◆ What needs to be done:
Transcribe all of the records word for word, but omit the pictures.

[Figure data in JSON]
=-=-=
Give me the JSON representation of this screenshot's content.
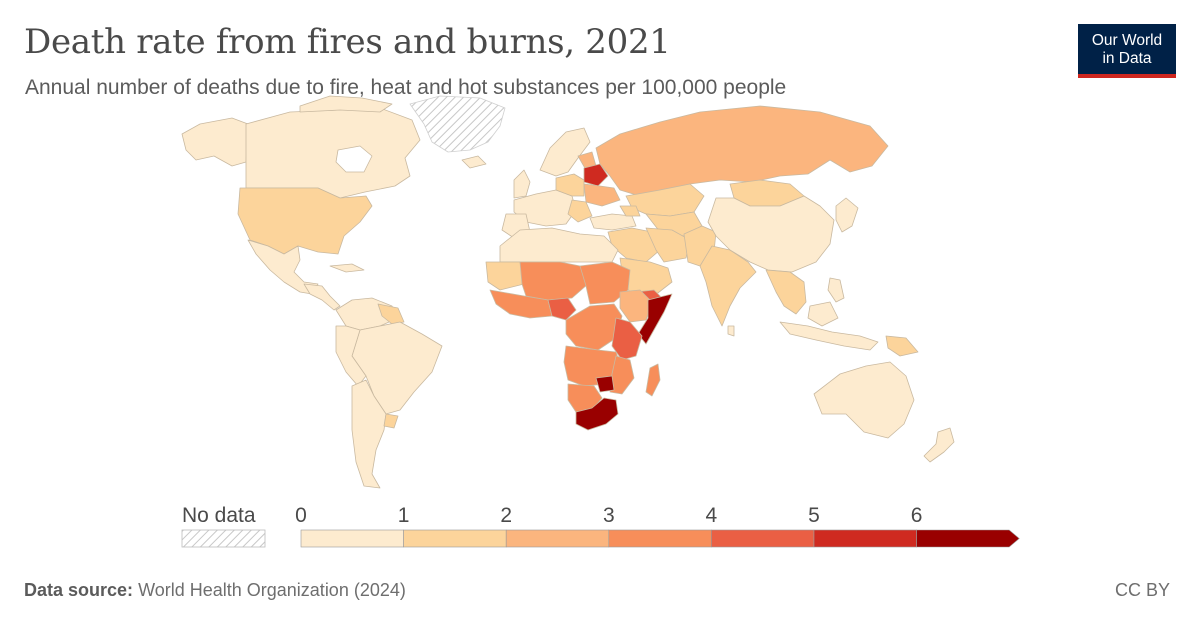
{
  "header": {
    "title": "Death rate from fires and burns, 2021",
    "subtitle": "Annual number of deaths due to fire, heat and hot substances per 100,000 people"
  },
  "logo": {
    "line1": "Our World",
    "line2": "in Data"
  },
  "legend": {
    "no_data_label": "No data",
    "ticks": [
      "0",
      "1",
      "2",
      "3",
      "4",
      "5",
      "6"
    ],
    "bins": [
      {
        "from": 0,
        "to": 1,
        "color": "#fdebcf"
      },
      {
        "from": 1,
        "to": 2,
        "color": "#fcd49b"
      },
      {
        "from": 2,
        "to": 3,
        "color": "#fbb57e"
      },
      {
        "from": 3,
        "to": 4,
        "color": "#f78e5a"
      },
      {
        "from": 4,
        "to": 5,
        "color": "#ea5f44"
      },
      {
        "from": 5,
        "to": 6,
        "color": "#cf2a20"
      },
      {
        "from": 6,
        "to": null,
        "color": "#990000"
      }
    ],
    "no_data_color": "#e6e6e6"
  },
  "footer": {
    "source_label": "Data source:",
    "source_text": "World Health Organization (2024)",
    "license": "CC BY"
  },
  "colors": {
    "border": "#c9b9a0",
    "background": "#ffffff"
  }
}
=-=-=
◆ Result of this exercise:
Give me the JSON representation of this screenshot's content.
{
  "header": {
    "title": "Death rate from fires and burns, 2021",
    "subtitle": "Annual number of deaths due to fire, heat and hot substances per 100,000 people"
  },
  "logo": {
    "line1": "Our World",
    "line2": "in Data"
  },
  "legend": {
    "no_data_label": "No data",
    "ticks": [
      "0",
      "1",
      "2",
      "3",
      "4",
      "5",
      "6"
    ],
    "bins": [
      {
        "from": 0,
        "to": 1,
        "color": "#fdebcf"
      },
      {
        "from": 1,
        "to": 2,
        "color": "#fcd49b"
      },
      {
        "from": 2,
        "to": 3,
        "color": "#fbb57e"
      },
      {
        "from": 3,
        "to": 4,
        "color": "#f78e5a"
      },
      {
        "from": 4,
        "to": 5,
        "color": "#ea5f44"
      },
      {
        "from": 5,
        "to": 6,
        "color": "#cf2a20"
      },
      {
        "from": 6,
        "to": null,
        "color": "#990000"
      }
    ],
    "no_data_color": "#e6e6e6"
  },
  "footer": {
    "source_label": "Data source:",
    "source_text": "World Health Organization (2024)",
    "license": "CC BY"
  },
  "colors": {
    "border": "#c9b9a0",
    "background": "#ffffff"
  }
}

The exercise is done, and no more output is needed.